## Task goal
Wherever the string "this" appears in the listing, copy that line.

## Given information
## Begin

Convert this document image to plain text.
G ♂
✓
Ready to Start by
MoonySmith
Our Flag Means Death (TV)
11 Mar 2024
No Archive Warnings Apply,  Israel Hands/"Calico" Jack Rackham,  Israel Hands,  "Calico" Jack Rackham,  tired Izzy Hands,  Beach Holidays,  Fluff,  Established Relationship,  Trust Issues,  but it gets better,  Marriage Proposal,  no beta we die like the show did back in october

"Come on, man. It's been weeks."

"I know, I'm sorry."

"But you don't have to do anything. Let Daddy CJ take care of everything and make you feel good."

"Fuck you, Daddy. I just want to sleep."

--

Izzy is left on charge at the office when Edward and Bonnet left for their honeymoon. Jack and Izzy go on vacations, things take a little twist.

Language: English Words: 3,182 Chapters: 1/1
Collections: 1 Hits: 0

## End
## Begin

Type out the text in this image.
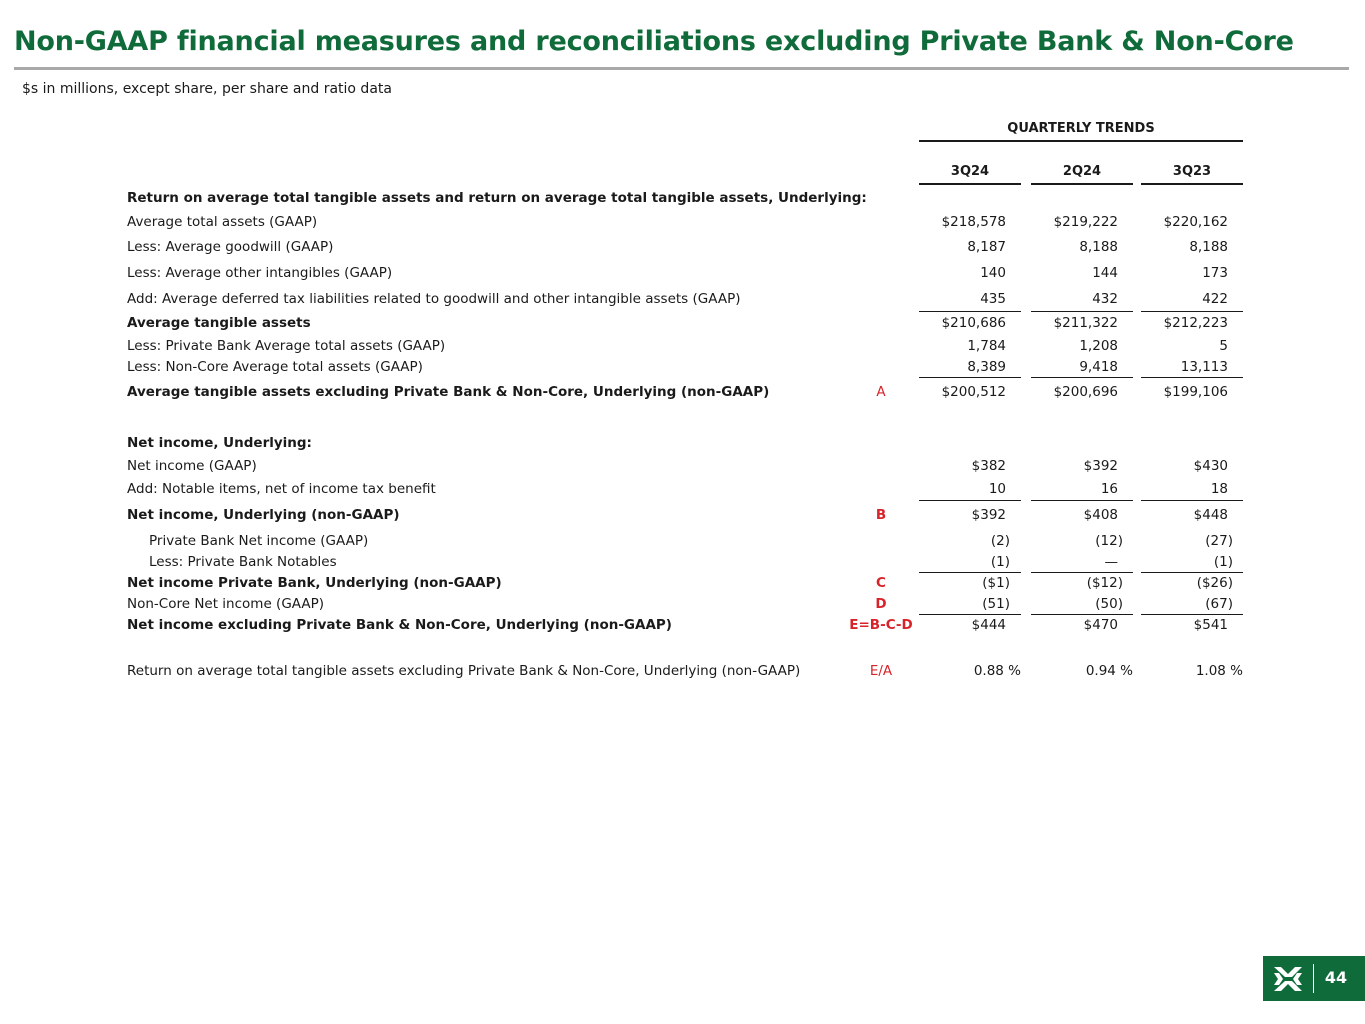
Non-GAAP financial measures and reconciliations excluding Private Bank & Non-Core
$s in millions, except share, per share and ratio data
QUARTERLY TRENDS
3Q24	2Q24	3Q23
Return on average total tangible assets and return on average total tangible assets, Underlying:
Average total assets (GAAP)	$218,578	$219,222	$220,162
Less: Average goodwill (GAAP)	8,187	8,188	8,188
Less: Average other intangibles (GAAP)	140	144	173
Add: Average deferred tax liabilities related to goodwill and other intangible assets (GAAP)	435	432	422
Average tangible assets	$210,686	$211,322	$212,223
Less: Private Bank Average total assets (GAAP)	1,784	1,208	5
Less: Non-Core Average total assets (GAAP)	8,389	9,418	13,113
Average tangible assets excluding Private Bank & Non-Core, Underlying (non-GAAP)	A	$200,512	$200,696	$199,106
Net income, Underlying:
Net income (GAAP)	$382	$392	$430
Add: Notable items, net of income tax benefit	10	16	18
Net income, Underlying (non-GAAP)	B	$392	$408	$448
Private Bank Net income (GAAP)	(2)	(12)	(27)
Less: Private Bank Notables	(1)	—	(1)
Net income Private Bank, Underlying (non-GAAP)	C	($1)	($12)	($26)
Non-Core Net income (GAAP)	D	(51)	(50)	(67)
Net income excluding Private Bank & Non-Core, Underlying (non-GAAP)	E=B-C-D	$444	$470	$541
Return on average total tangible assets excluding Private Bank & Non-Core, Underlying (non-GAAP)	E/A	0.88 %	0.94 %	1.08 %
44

## End

## Answer to the problem
Convert this document image to plain text.
Type out the text in this image.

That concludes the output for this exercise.